* [TASK BRIEF] Please pull out every line that includes the string "State".

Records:
=======

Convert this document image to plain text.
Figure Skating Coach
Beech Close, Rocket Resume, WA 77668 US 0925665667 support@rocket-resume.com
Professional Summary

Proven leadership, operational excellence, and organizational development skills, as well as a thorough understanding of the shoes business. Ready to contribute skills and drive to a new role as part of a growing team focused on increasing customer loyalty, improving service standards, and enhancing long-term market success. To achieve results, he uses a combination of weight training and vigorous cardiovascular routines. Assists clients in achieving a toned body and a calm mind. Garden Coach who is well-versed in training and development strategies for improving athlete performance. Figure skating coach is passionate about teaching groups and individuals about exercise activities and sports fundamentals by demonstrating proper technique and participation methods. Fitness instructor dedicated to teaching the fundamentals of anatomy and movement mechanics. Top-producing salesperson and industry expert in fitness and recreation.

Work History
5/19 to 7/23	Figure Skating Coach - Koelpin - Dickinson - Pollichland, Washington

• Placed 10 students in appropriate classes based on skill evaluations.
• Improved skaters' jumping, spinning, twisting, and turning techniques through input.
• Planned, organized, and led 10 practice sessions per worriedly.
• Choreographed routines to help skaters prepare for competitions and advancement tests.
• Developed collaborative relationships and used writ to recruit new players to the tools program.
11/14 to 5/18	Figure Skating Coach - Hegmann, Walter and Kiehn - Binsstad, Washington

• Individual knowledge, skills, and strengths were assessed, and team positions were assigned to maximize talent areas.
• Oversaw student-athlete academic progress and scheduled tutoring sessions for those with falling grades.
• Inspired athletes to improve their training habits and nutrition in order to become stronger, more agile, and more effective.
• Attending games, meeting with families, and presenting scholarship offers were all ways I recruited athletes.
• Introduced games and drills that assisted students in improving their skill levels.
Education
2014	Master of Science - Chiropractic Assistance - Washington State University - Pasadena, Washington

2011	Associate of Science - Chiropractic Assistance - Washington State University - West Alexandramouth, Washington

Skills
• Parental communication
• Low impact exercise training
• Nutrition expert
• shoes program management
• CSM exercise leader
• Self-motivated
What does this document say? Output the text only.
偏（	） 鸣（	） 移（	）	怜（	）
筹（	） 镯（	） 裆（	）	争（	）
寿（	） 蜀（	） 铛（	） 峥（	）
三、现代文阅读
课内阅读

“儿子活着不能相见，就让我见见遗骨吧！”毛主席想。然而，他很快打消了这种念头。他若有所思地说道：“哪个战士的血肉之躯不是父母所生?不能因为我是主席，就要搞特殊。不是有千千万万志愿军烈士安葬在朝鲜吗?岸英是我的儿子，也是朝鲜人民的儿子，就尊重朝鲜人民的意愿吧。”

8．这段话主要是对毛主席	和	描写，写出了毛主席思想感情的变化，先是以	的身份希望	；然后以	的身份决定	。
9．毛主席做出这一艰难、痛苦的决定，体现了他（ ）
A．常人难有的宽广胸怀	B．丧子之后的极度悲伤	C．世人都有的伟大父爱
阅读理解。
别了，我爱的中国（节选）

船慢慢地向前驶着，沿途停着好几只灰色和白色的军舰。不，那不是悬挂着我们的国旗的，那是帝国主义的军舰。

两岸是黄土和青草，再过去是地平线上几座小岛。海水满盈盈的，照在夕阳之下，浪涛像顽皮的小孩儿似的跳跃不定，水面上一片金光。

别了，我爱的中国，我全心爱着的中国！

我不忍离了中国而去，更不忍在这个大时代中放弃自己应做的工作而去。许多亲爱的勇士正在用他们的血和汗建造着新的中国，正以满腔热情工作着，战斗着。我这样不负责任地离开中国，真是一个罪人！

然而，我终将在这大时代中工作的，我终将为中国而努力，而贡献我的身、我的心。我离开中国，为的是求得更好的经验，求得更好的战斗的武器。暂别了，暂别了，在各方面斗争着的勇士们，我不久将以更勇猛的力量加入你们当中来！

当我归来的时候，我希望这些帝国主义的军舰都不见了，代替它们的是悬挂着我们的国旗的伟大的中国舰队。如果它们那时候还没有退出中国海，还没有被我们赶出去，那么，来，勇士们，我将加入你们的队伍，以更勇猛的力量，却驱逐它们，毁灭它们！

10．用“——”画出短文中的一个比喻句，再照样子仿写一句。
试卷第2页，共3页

=======

* [TASK ANSWER]
2014	Master of Science - Chiropractic Assistance - Washington State University - Pasadena, Washington
2011	Associate of Science - Chiropractic Assistance - Washington State University - West Alexandramouth, Washington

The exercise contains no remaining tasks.